THE EXERCISE:
Locate every line in the listing below that contains the string "material", matching case exactly, and copy each of those lines.

━━━ RECORDED INFORMATION

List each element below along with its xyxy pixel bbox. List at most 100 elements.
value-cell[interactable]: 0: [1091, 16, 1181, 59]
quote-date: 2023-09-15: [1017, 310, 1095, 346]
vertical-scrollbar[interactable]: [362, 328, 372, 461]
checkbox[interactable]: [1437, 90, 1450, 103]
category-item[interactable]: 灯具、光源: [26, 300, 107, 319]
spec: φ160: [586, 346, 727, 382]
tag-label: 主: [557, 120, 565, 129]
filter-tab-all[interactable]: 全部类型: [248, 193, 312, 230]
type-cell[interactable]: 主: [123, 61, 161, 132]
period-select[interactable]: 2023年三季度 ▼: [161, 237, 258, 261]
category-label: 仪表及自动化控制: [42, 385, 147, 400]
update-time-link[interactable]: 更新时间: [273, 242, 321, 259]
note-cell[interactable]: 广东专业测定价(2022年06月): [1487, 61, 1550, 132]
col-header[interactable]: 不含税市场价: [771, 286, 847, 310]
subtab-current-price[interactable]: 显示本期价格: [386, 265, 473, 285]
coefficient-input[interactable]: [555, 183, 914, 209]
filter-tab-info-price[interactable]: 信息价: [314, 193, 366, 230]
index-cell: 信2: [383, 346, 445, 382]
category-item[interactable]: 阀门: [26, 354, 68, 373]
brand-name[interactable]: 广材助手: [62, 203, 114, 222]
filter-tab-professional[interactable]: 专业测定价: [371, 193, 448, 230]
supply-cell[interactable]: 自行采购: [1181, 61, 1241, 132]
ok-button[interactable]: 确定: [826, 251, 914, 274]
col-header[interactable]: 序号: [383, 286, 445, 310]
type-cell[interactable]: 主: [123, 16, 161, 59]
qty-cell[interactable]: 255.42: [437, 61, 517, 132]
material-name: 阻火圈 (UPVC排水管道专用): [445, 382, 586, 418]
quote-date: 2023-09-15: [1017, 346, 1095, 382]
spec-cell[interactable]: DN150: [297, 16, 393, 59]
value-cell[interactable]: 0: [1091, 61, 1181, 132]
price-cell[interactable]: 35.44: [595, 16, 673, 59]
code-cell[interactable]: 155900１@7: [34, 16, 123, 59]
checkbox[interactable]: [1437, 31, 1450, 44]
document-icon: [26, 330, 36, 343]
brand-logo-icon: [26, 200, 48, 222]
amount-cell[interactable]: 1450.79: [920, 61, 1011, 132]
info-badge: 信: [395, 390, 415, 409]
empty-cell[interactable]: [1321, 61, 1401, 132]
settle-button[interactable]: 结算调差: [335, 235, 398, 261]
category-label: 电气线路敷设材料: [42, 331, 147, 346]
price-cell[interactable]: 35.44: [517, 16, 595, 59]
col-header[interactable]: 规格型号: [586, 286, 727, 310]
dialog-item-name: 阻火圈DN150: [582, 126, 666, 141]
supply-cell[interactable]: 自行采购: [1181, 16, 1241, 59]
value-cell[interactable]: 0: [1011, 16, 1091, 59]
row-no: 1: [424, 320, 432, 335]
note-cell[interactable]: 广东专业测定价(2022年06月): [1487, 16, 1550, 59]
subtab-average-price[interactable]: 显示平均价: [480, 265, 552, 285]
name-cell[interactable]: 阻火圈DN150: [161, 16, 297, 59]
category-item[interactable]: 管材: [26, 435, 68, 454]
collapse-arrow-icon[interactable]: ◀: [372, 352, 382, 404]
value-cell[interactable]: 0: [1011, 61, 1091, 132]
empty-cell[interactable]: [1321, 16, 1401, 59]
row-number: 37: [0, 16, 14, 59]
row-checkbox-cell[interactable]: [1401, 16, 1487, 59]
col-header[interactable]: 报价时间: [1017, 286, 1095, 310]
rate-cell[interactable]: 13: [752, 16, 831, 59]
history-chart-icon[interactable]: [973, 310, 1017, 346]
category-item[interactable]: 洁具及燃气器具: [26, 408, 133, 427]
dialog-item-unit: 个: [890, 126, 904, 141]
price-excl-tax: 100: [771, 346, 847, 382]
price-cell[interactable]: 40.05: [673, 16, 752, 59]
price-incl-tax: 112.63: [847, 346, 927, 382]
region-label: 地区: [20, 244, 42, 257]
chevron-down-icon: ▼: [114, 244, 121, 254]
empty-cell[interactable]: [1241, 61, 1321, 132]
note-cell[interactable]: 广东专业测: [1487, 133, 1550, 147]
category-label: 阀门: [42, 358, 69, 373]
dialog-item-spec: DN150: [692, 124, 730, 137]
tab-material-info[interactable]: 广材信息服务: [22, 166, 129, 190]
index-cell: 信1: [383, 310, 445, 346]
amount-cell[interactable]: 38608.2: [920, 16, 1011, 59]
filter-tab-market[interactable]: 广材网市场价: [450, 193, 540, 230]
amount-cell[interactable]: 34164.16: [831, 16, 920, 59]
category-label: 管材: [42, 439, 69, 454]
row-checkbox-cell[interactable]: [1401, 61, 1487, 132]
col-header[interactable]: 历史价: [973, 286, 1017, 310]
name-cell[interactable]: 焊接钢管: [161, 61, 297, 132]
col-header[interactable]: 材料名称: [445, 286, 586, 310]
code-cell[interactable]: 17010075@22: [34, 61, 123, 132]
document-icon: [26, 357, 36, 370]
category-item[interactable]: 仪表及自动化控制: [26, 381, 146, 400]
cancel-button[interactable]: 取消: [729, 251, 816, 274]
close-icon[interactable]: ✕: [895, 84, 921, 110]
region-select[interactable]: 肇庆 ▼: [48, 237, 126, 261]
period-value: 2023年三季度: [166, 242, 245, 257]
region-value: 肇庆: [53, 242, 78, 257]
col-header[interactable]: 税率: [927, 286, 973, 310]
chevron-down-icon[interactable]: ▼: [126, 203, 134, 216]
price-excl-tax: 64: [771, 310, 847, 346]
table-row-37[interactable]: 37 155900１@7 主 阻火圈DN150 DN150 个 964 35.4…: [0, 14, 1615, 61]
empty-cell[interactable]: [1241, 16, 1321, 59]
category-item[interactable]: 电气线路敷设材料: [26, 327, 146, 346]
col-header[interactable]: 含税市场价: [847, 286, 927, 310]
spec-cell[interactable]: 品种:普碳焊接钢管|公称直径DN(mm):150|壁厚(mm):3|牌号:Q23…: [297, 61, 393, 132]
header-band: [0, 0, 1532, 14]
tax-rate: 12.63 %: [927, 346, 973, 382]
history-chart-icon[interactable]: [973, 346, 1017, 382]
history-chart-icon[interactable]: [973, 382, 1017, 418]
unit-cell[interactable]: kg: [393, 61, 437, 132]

━━━━━━

CORRECT ANSWER:
material-name: 阻火圈 (UPVC排水管道专用): [445, 382, 586, 418]
tab-material-info[interactable]: 广材信息服务: [22, 166, 129, 190]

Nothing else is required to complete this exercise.